** Start of DATASET EXTRACT **

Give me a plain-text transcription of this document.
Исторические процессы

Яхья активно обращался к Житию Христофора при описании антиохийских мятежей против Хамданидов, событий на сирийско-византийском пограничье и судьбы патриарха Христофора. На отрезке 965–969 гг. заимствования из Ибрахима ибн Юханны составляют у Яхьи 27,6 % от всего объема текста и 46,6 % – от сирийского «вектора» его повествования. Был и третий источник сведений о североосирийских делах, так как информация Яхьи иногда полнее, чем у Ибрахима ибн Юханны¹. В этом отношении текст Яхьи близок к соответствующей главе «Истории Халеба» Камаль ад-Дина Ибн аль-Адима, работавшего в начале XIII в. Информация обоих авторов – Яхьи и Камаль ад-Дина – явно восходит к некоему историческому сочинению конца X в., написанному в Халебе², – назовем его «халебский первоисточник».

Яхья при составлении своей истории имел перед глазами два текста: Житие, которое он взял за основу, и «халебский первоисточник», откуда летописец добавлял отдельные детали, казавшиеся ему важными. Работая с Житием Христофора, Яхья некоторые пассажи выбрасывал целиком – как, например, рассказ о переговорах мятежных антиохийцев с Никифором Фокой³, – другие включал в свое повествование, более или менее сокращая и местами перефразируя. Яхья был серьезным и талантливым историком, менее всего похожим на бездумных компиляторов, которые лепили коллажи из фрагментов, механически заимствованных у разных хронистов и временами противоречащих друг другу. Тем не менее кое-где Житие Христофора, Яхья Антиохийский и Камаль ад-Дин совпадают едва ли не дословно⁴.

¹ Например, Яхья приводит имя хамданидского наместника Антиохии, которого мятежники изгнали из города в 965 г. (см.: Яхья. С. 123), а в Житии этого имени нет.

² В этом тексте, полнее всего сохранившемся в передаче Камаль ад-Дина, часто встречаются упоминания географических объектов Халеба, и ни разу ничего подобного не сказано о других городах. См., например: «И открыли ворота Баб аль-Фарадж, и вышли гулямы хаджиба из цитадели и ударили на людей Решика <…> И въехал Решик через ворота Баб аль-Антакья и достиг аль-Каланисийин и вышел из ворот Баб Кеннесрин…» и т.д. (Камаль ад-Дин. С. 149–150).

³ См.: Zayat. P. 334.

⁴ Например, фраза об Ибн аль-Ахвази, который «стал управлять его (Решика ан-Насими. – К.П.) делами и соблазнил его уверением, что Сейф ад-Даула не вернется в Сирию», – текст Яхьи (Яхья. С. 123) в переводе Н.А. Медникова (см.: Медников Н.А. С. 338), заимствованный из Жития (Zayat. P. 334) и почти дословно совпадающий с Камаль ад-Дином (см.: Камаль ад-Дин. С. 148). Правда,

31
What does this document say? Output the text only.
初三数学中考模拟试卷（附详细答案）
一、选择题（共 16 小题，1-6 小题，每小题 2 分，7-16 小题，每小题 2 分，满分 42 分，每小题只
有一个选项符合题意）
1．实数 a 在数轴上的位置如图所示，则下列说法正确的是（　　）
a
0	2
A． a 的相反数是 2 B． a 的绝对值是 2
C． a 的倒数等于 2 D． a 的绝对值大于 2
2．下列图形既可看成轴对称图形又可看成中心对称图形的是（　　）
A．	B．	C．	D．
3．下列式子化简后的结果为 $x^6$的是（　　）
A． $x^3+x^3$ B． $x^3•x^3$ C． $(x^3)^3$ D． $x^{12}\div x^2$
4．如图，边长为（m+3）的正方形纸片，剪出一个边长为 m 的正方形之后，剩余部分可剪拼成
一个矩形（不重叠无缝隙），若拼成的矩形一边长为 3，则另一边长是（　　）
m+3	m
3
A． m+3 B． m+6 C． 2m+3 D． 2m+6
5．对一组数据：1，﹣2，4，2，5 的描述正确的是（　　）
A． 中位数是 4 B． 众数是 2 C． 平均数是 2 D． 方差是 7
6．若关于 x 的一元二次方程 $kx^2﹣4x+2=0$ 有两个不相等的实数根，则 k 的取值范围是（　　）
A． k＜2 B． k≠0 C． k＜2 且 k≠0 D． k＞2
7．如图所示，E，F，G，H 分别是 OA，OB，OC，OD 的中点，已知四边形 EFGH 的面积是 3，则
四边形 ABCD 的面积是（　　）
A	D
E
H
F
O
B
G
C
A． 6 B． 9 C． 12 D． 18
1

** End of DATASET EXTRACT **

CHALLENGE - Only lines that contain the word "Яхьи" are wanted; copy each of them.

EXPECTED OUTPUT -
Яхья активно обращался к Житию Христофора при описании антиохийских мятежей против Хамданидов, событий на сирийско-византийском пограничье и судьбы патриарха Христофора. На отрезке 965–969 гг. заимствования из Ибрахима ибн Юханны составляют у Яхьи 27,6 % от всего объема текста и 46,6 % – от сирийского «вектора» его повествования. Был и третий источник сведений о североосирийских делах, так как информация Яхьи иногда полнее, чем у Ибрахима ибн Юханны¹. В этом отношении текст Яхьи близок к соответствующей главе «Истории Халеба» Камаль ад-Дина Ибн аль-Адима, работавшего в начале XIII в. Информация обоих авторов – Яхьи и Камаль ад-Дина – явно восходит к некоему историческому сочинению конца X в., написанному в Халебе², – назовем его «халебский первоисточник».
⁴ Например, фраза об Ибн аль-Ахвази, который «стал управлять его (Решика ан-Насими. – К.П.) делами и соблазнил его уверением, что Сейф ад-Даула не вернется в Сирию», – текст Яхьи (Яхья. С. 123) в переводе Н.А. Медникова (см.: Медников Н.А. С. 338), заимствованный из Жития (Zayat. P. 334) и почти дословно совпадающий с Камаль ад-Дином (см.: Камаль ад-Дин. С. 148). Правда,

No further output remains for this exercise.